Collection entries
********************

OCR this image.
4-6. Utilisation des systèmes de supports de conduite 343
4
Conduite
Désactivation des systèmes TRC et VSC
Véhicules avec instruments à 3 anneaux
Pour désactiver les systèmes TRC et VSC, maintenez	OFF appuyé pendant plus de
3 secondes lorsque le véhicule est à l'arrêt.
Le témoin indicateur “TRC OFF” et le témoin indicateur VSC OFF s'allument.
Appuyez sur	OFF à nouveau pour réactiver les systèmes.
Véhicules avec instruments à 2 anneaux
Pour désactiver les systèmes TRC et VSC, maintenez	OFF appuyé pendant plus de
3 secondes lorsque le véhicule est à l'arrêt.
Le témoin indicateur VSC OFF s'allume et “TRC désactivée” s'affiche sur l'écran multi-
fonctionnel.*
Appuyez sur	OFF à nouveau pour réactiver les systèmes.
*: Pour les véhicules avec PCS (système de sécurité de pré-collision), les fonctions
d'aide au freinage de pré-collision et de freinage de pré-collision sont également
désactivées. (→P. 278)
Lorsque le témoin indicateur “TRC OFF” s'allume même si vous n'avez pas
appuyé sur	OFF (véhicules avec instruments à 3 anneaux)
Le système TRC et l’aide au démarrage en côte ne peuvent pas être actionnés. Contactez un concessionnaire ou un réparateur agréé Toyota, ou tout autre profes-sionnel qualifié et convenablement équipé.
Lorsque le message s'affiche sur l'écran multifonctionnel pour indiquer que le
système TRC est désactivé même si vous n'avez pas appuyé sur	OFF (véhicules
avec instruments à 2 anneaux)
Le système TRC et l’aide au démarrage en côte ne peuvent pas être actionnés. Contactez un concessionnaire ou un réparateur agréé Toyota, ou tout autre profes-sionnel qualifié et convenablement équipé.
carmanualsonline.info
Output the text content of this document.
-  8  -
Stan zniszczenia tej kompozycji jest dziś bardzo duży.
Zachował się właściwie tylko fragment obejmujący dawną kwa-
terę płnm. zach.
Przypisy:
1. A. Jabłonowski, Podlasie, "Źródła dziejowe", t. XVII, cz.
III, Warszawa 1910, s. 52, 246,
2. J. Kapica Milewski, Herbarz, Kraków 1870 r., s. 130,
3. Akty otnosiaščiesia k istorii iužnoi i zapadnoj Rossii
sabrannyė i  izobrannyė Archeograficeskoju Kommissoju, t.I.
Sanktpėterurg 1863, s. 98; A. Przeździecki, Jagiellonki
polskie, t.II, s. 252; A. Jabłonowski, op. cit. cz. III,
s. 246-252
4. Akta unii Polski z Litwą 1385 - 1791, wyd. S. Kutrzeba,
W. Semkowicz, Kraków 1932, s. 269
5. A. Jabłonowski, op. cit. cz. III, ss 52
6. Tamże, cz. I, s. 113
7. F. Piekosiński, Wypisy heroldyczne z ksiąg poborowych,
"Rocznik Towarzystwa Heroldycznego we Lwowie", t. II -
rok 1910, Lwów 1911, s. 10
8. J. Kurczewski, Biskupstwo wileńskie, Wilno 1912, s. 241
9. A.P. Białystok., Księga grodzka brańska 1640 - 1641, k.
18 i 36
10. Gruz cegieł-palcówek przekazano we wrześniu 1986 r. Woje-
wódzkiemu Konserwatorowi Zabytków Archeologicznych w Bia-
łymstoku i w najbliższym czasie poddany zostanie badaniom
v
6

********************

:: What is expected ::
From the line holding "Output the text content of this document." down to the final line above, quote every line exactly and only those lines.

:: Exercise response ::
Output the text content of this document.
-  8  -
Stan zniszczenia tej kompozycji jest dziś bardzo duży.
Zachował się właściwie tylko fragment obejmujący dawną kwa-
terę płnm. zach.
Przypisy:
1. A. Jabłonowski, Podlasie, "Źródła dziejowe", t. XVII, cz.
III, Warszawa 1910, s. 52, 246,
2. J. Kapica Milewski, Herbarz, Kraków 1870 r., s. 130,
3. Akty otnosiaščiesia k istorii iužnoi i zapadnoj Rossii
sabrannyė i  izobrannyė Archeograficeskoju Kommissoju, t.I.
Sanktpėterurg 1863, s. 98; A. Przeździecki, Jagiellonki
polskie, t.II, s. 252; A. Jabłonowski, op. cit. cz. III,
s. 246-252
4. Akta unii Polski z Litwą 1385 - 1791, wyd. S. Kutrzeba,
W. Semkowicz, Kraków 1932, s. 269
5. A. Jabłonowski, op. cit. cz. III, ss 52
6. Tamże, cz. I, s. 113
7. F. Piekosiński, Wypisy heroldyczne z ksiąg poborowych,
"Rocznik Towarzystwa Heroldycznego we Lwowie", t. II -
rok 1910, Lwów 1911, s. 10
8. J. Kurczewski, Biskupstwo wileńskie, Wilno 1912, s. 241
9. A.P. Białystok., Księga grodzka brańska 1640 - 1641, k.
18 i 36
10. Gruz cegieł-palcówek przekazano we wrześniu 1986 r. Woje-
wódzkiemu Konserwatorowi Zabytków Archeologicznych w Bia-
łymstoku i w najbliższym czasie poddany zostanie badaniom
v
6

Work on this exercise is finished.